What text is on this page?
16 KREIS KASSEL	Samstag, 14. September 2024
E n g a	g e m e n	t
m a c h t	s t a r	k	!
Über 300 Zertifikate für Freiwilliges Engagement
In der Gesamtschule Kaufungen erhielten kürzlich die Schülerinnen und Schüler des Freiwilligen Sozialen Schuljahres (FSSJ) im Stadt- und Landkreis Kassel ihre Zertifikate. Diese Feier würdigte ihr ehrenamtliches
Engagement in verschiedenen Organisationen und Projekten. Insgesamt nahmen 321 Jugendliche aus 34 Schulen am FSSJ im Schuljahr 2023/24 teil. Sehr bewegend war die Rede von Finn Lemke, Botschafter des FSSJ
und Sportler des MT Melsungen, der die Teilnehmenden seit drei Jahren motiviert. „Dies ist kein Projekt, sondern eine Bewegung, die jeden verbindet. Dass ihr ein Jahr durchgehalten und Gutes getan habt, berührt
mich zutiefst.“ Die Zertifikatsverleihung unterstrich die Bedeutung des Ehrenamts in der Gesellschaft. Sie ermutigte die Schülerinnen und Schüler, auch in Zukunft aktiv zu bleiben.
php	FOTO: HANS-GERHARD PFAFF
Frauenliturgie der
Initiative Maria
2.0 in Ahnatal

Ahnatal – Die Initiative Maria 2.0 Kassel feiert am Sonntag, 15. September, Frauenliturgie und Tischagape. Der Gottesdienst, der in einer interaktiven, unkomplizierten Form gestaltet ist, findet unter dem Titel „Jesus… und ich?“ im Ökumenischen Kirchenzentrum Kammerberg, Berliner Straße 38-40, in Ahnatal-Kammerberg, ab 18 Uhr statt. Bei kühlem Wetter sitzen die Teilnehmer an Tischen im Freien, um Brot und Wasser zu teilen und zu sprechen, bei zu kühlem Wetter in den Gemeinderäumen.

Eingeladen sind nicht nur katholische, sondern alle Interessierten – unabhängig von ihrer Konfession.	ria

==================================================

**What is required:**
Output each record exactly, leaving nothing out.

**Task result:**
What text is on this page?
16 KREIS KASSEL	Samstag, 14. September 2024
E n g a	g e m e n	t
m a c h t	s t a r	k	!
Über 300 Zertifikate für Freiwilliges Engagement
In der Gesamtschule Kaufungen erhielten kürzlich die Schülerinnen und Schüler des Freiwilligen Sozialen Schuljahres (FSSJ) im Stadt- und Landkreis Kassel ihre Zertifikate. Diese Feier würdigte ihr ehrenamtliches
Engagement in verschiedenen Organisationen und Projekten. Insgesamt nahmen 321 Jugendliche aus 34 Schulen am FSSJ im Schuljahr 2023/24 teil. Sehr bewegend war die Rede von Finn Lemke, Botschafter des FSSJ
und Sportler des MT Melsungen, der die Teilnehmenden seit drei Jahren motiviert. „Dies ist kein Projekt, sondern eine Bewegung, die jeden verbindet. Dass ihr ein Jahr durchgehalten und Gutes getan habt, berührt
mich zutiefst.“ Die Zertifikatsverleihung unterstrich die Bedeutung des Ehrenamts in der Gesellschaft. Sie ermutigte die Schülerinnen und Schüler, auch in Zukunft aktiv zu bleiben.
php	FOTO: HANS-GERHARD PFAFF
Frauenliturgie der
Initiative Maria
2.0 in Ahnatal

Ahnatal – Die Initiative Maria 2.0 Kassel feiert am Sonntag, 15. September, Frauenliturgie und Tischagape. Der Gottesdienst, der in einer interaktiven, unkomplizierten Form gestaltet ist, findet unter dem Titel „Jesus… und ich?“ im Ökumenischen Kirchenzentrum Kammerberg, Berliner Straße 38-40, in Ahnatal-Kammerberg, ab 18 Uhr statt. Bei kühlem Wetter sitzen die Teilnehmer an Tischen im Freien, um Brot und Wasser zu teilen und zu sprechen, bei zu kühlem Wetter in den Gemeinderäumen.

Eingeladen sind nicht nur katholische, sondern alle Interessierten – unabhängig von ihrer Konfession.	ria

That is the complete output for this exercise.